Dataset records
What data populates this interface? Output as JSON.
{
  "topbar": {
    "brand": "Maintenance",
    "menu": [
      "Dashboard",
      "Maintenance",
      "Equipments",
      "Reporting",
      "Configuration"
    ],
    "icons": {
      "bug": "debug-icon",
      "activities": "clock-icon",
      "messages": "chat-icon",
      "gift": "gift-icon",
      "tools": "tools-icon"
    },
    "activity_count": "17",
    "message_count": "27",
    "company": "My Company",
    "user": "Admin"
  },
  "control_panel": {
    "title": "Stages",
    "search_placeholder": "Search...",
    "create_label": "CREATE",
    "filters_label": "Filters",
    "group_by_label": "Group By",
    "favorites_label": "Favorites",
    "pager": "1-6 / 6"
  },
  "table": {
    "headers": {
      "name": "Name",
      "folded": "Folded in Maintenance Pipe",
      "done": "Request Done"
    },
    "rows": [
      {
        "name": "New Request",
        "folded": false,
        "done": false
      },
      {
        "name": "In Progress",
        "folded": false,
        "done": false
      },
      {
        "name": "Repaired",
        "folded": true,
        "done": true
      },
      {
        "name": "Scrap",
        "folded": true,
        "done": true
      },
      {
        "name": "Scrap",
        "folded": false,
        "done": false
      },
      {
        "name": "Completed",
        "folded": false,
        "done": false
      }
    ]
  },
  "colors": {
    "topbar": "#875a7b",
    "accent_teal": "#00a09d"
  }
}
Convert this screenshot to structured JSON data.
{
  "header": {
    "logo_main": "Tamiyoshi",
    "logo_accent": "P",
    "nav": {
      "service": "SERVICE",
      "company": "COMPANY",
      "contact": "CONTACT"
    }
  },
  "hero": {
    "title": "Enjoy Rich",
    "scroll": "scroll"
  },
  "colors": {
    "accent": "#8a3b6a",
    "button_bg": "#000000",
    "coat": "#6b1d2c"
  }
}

...

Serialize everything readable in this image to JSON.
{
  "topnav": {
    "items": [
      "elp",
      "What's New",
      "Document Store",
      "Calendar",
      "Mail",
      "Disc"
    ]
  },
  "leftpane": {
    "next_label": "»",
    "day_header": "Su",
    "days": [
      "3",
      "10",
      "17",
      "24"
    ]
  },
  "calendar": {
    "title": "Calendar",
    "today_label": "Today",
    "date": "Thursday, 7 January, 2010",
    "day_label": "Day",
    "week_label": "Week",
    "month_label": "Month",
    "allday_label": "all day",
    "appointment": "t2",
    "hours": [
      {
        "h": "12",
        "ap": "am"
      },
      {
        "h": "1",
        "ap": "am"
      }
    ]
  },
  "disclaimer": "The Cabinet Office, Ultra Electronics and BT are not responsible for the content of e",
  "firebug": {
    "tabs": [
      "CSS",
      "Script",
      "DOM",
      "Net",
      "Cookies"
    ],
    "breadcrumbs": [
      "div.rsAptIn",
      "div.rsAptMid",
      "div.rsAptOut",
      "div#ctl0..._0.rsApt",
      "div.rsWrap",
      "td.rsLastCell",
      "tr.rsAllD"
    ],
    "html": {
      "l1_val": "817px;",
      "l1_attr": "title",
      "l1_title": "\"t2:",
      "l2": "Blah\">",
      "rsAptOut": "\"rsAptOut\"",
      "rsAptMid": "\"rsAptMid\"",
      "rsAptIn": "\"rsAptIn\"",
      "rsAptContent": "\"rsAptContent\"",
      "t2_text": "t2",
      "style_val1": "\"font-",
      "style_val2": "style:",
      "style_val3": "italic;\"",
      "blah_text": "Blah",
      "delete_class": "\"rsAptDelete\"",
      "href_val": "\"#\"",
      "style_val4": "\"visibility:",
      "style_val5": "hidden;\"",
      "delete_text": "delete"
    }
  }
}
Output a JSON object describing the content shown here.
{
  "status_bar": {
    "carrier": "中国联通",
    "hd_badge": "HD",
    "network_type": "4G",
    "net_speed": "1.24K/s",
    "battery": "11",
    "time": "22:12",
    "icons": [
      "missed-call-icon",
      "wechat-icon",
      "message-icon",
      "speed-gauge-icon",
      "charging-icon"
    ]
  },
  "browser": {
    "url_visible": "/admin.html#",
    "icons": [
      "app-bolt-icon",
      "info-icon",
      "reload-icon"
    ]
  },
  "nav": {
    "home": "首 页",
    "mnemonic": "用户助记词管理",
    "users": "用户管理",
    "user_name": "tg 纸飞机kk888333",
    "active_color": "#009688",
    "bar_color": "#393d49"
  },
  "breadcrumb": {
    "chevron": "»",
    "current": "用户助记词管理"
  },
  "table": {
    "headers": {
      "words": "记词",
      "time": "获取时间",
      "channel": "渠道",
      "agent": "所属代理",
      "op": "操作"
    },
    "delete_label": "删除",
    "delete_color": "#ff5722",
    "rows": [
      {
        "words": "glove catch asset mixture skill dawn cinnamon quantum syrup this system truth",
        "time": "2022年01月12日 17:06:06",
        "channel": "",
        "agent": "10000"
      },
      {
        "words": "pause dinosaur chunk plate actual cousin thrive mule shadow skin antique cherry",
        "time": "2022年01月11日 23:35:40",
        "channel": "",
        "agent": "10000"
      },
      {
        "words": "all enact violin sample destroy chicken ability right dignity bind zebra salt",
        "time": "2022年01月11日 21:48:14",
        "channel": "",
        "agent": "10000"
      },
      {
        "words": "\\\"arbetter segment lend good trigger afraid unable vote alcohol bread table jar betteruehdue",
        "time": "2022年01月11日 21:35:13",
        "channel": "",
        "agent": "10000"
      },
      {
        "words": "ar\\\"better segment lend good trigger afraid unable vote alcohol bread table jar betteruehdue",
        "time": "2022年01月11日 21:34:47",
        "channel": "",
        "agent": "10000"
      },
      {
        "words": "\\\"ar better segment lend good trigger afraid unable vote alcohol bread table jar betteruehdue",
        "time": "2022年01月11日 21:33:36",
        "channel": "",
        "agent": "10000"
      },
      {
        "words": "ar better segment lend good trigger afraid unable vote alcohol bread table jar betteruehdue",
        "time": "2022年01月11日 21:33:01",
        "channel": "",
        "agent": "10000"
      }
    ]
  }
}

Problem to work on => Establish how many lines of the material above hold the word "segment". Nothing but the count should be returned.

Exercise output => 4